Figure contents as structured data:
• • • • • • •

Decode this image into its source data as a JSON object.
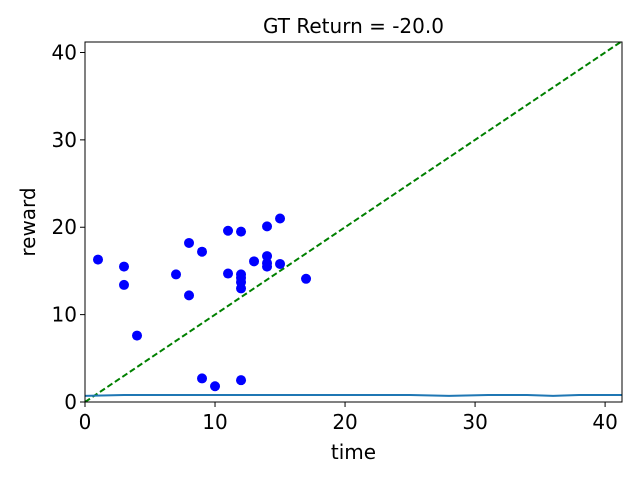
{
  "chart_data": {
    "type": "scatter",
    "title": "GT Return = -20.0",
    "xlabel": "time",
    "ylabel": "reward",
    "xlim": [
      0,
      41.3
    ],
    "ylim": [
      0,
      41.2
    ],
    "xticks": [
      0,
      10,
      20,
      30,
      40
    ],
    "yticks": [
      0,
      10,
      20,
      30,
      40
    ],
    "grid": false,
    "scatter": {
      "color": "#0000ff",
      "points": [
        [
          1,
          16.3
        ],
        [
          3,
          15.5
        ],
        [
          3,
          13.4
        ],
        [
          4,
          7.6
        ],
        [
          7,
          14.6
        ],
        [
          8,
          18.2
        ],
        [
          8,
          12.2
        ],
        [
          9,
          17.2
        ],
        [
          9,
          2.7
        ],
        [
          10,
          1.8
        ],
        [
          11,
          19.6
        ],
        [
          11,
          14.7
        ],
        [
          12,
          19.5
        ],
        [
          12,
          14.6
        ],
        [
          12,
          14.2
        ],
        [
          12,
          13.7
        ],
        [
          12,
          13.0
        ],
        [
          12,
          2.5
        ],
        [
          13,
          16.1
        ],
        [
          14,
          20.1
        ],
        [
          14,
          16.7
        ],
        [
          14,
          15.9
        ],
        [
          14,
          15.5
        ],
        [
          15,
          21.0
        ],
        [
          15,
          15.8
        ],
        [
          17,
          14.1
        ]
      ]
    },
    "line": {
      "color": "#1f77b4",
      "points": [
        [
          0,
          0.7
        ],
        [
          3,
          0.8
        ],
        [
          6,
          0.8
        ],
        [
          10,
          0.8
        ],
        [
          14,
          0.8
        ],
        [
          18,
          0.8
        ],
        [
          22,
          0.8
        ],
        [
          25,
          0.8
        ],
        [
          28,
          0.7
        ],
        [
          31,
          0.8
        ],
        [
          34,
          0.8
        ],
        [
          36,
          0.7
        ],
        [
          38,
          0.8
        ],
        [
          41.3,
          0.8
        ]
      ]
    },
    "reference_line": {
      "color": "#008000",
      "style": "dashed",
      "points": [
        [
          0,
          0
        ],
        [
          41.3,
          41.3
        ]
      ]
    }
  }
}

• • • • • • •

**STATED EXERCISE:** Nothing but the pictures may be dropped; output the records above exactly.

**EXERCISE OUTPUT:**
Decode this image into its source data as a JSON object.
{
  "chart_data": {
    "type": "scatter",
    "title": "GT Return = -20.0",
    "xlabel": "time",
    "ylabel": "reward",
    "xlim": [
      0,
      41.3
    ],
    "ylim": [
      0,
      41.2
    ],
    "xticks": [
      0,
      10,
      20,
      30,
      40
    ],
    "yticks": [
      0,
      10,
      20,
      30,
      40
    ],
    "grid": false,
    "scatter": {
      "color": "#0000ff",
      "points": [
        [
          1,
          16.3
        ],
        [
          3,
          15.5
        ],
        [
          3,
          13.4
        ],
        [
          4,
          7.6
        ],
        [
          7,
          14.6
        ],
        [
          8,
          18.2
        ],
        [
          8,
          12.2
        ],
        [
          9,
          17.2
        ],
        [
          9,
          2.7
        ],
        [
          10,
          1.8
        ],
        [
          11,
          19.6
        ],
        [
          11,
          14.7
        ],
        [
          12,
          19.5
        ],
        [
          12,
          14.6
        ],
        [
          12,
          14.2
        ],
        [
          12,
          13.7
        ],
        [
          12,
          13.0
        ],
        [
          12,
          2.5
        ],
        [
          13,
          16.1
        ],
        [
          14,
          20.1
        ],
        [
          14,
          16.7
        ],
        [
          14,
          15.9
        ],
        [
          14,
          15.5
        ],
        [
          15,
          21.0
        ],
        [
          15,
          15.8
        ],
        [
          17,
          14.1
        ]
      ]
    },
    "line": {
      "color": "#1f77b4",
      "points": [
        [
          0,
          0.7
        ],
        [
          3,
          0.8
        ],
        [
          6,
          0.8
        ],
        [
          10,
          0.8
        ],
        [
          14,
          0.8
        ],
        [
          18,
          0.8
        ],
        [
          22,
          0.8
        ],
        [
          25,
          0.8
        ],
        [
          28,
          0.7
        ],
        [
          31,
          0.8
        ],
        [
          34,
          0.8
        ],
        [
          36,
          0.7
        ],
        [
          38,
          0.8
        ],
        [
          41.3,
          0.8
        ]
      ]
    },
    "reference_line": {
      "color": "#008000",
      "style": "dashed",
      "points": [
        [
          0,
          0
        ],
        [
          41.3,
          41.3
        ]
      ]
    }
  }
}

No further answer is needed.